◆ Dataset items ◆
________
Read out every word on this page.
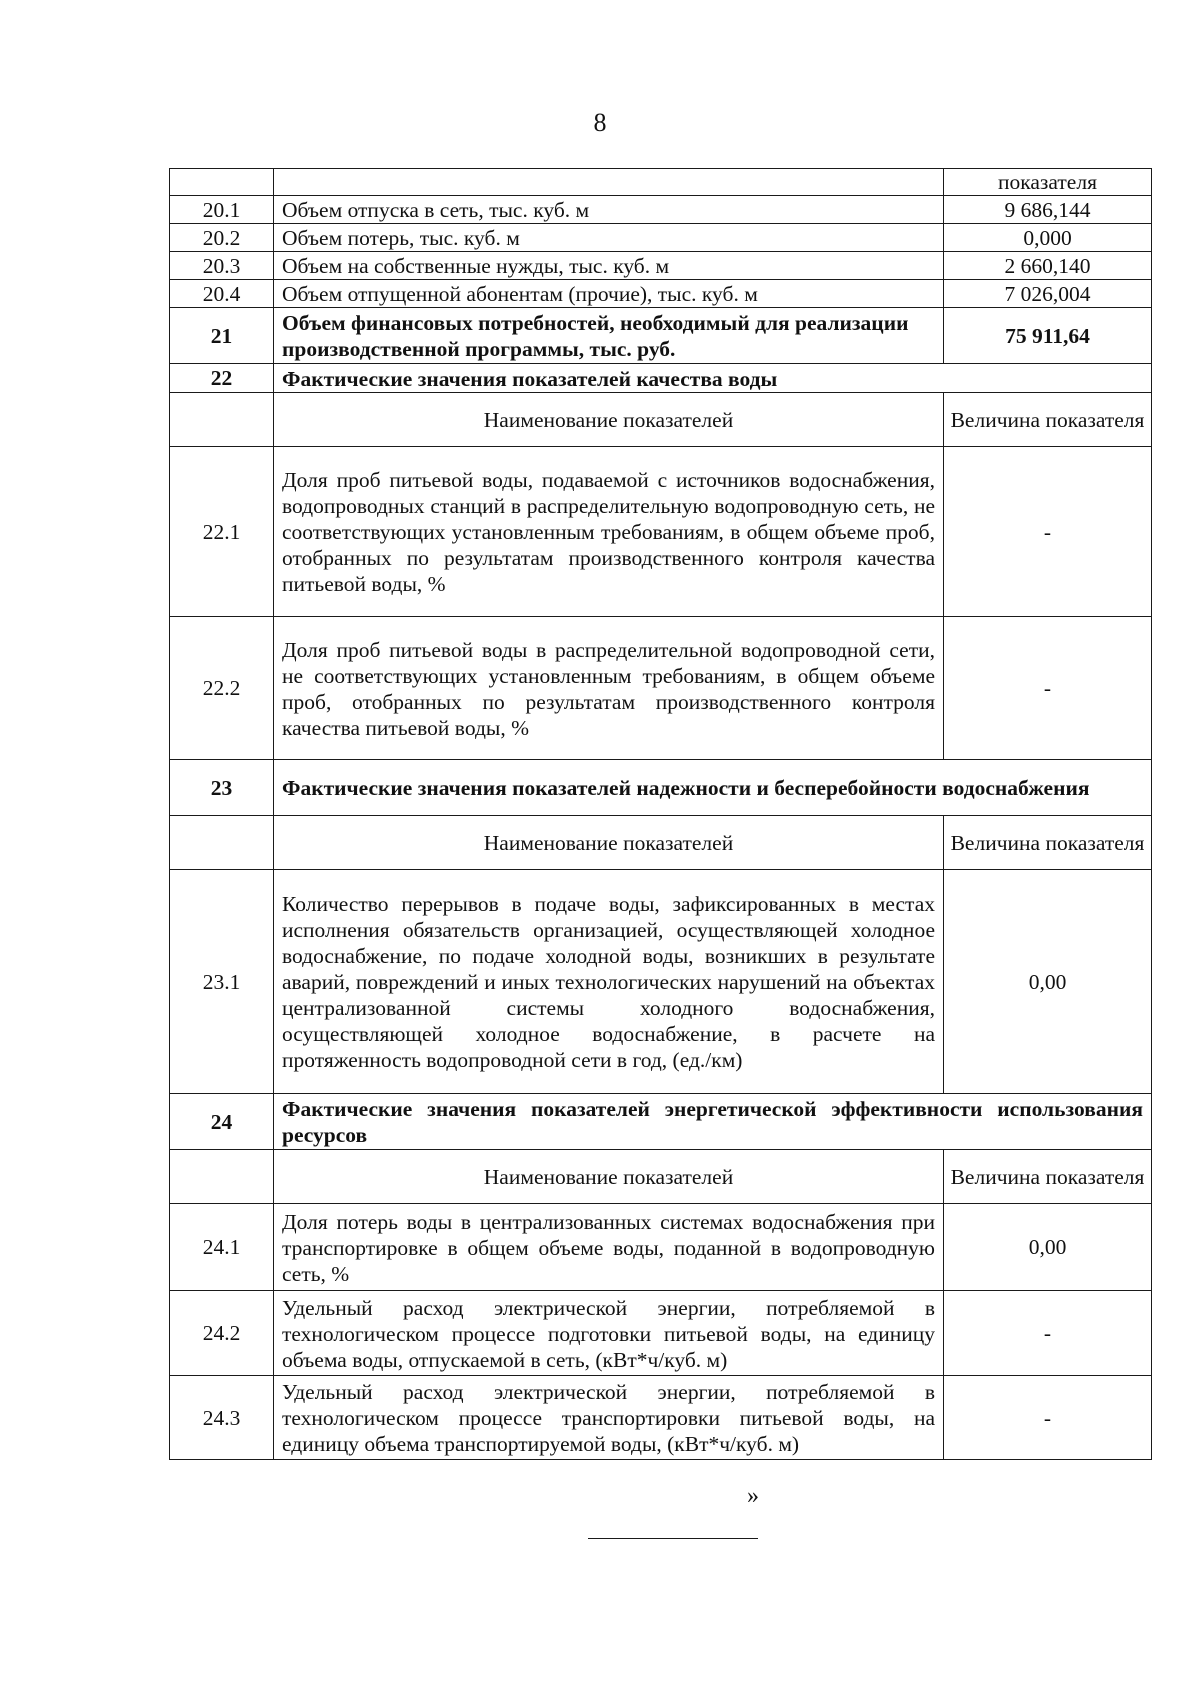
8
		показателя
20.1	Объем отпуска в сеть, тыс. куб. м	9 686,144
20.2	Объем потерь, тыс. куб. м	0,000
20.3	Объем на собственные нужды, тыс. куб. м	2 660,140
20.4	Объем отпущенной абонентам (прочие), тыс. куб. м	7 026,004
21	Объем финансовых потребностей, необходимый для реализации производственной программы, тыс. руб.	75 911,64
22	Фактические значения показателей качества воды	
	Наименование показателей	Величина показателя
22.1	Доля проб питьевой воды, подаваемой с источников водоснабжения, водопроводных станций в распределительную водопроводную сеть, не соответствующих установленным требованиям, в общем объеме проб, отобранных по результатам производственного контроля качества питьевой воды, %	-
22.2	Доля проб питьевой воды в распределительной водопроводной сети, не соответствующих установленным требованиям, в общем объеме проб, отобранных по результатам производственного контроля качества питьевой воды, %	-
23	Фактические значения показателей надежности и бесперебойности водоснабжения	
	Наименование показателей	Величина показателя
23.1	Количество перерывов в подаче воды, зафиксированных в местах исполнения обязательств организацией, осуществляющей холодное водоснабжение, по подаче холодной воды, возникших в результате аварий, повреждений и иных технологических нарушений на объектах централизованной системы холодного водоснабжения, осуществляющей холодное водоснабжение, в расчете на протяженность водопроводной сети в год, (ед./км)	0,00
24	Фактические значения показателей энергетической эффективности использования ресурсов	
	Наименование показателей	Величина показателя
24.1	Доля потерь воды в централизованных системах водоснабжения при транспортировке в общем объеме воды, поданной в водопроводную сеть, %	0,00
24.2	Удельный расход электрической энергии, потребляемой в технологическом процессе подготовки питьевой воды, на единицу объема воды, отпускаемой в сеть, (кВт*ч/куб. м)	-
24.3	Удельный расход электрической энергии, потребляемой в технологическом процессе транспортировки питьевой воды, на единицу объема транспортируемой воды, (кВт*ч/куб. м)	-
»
________
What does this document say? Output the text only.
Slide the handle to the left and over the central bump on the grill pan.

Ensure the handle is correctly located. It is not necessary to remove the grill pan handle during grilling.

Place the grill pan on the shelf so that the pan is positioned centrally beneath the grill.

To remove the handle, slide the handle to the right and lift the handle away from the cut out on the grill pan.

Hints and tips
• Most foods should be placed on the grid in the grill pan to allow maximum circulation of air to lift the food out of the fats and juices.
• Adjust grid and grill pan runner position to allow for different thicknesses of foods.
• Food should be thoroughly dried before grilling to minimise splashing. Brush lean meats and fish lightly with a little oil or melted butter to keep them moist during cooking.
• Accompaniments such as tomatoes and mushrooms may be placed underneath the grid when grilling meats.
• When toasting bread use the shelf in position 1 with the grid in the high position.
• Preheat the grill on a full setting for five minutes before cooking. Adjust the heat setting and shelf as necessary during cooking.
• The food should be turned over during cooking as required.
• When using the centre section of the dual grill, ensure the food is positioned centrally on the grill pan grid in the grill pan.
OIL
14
________
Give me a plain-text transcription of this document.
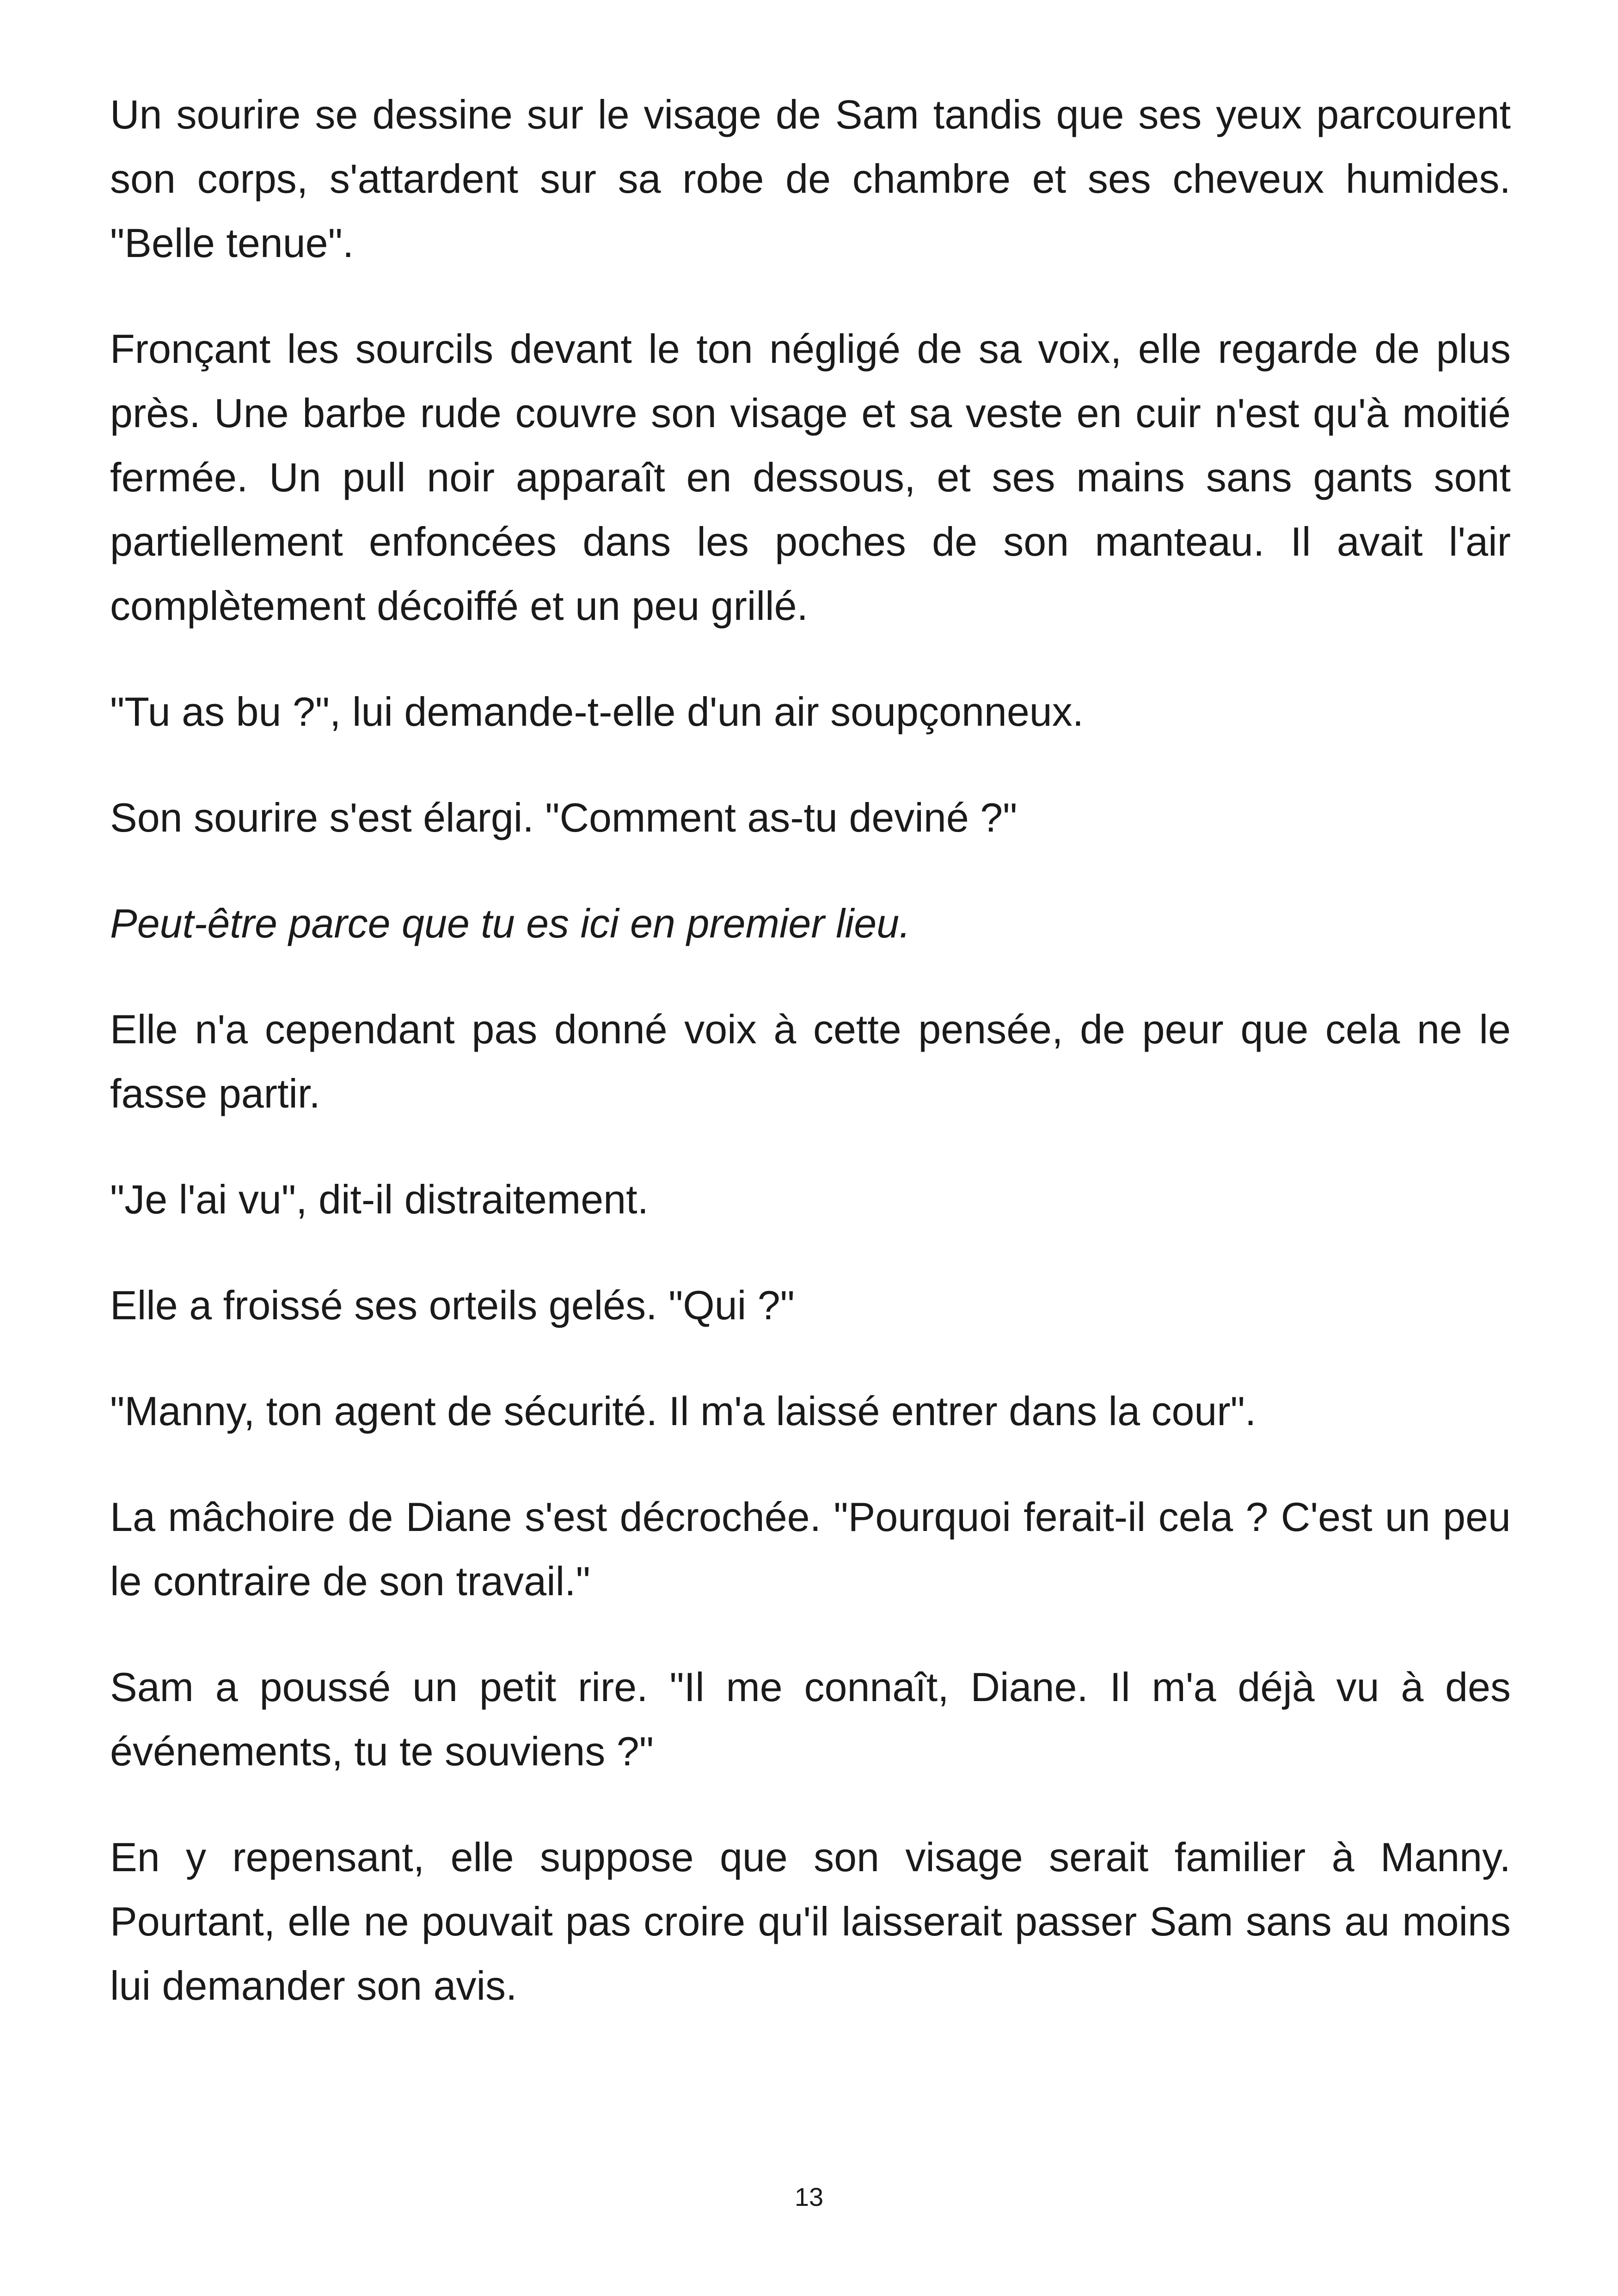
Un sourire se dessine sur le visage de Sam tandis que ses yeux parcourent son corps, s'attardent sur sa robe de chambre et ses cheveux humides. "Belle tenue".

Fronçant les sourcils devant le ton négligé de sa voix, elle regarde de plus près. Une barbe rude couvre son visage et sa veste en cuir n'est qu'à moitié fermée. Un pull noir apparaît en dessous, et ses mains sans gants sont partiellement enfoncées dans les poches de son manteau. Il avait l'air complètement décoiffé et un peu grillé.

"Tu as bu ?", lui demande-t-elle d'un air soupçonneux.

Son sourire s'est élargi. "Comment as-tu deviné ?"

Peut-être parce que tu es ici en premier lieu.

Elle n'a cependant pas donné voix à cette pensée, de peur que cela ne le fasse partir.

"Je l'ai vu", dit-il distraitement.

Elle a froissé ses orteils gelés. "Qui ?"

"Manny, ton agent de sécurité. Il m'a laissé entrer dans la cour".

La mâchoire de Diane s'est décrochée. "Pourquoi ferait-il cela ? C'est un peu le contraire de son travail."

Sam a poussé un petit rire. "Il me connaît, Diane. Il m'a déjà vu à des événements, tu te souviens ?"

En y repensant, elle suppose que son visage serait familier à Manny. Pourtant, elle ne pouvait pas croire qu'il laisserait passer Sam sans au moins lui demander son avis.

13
________
◆ Problem ◆
Collect each line above holding the string "водопроводную".

◆ Task result ◆
22.1	Доля проб питьевой воды, подаваемой с источников водоснабжения, водопроводных станций в распределительную водопроводную сеть, не соответствующих установленным требованиям, в общем объеме проб, отобранных по результатам производственного контроля качества питьевой воды, %	-
24.1	Доля потерь воды в централизованных системах водоснабжения при транспортировке в общем объеме воды, поданной в водопроводную сеть, %	0,00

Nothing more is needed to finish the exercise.